● **The problem**
Of all the lines in the material below, how many include the string "morning"? Give the number only.

(Data records)
○ ○ ○ ○

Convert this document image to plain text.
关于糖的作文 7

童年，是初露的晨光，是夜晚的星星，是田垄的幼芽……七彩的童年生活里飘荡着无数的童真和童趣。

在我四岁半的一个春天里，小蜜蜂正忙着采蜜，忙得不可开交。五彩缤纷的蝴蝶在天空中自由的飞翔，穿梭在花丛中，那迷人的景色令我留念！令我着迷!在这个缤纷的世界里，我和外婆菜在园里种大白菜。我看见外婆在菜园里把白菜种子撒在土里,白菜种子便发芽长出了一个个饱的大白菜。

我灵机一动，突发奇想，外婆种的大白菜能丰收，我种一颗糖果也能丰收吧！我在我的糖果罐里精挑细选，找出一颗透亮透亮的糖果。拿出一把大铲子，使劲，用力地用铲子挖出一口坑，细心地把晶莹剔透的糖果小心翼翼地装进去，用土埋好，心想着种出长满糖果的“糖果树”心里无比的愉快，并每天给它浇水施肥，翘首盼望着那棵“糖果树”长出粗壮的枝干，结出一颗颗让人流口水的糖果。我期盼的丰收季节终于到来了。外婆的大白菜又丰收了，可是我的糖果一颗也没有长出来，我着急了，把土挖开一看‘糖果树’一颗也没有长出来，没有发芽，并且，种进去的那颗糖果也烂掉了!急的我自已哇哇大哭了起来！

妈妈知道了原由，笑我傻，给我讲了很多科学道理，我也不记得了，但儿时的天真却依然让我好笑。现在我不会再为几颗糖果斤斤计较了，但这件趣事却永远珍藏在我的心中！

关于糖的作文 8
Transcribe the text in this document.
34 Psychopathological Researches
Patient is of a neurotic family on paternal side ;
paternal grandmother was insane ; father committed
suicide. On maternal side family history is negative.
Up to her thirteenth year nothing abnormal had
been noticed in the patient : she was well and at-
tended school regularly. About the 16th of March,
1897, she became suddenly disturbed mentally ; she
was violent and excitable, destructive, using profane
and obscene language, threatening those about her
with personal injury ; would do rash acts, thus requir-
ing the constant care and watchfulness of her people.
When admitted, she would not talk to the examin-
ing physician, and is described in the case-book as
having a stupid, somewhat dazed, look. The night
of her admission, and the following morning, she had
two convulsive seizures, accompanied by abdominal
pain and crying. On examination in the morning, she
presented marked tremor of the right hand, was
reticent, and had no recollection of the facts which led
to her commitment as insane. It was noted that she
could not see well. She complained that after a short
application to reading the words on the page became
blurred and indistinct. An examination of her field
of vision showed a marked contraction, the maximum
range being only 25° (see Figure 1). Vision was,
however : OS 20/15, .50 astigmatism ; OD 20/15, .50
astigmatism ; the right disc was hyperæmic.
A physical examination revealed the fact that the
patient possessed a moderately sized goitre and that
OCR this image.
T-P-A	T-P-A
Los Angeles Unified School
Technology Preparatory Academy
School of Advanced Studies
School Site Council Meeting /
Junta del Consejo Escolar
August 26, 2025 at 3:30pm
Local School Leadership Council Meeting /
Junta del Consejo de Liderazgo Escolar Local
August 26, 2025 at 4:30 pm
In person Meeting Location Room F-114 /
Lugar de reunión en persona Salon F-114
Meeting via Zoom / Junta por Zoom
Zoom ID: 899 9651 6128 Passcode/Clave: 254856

○ ○ ○ ○

● **Written answer**
2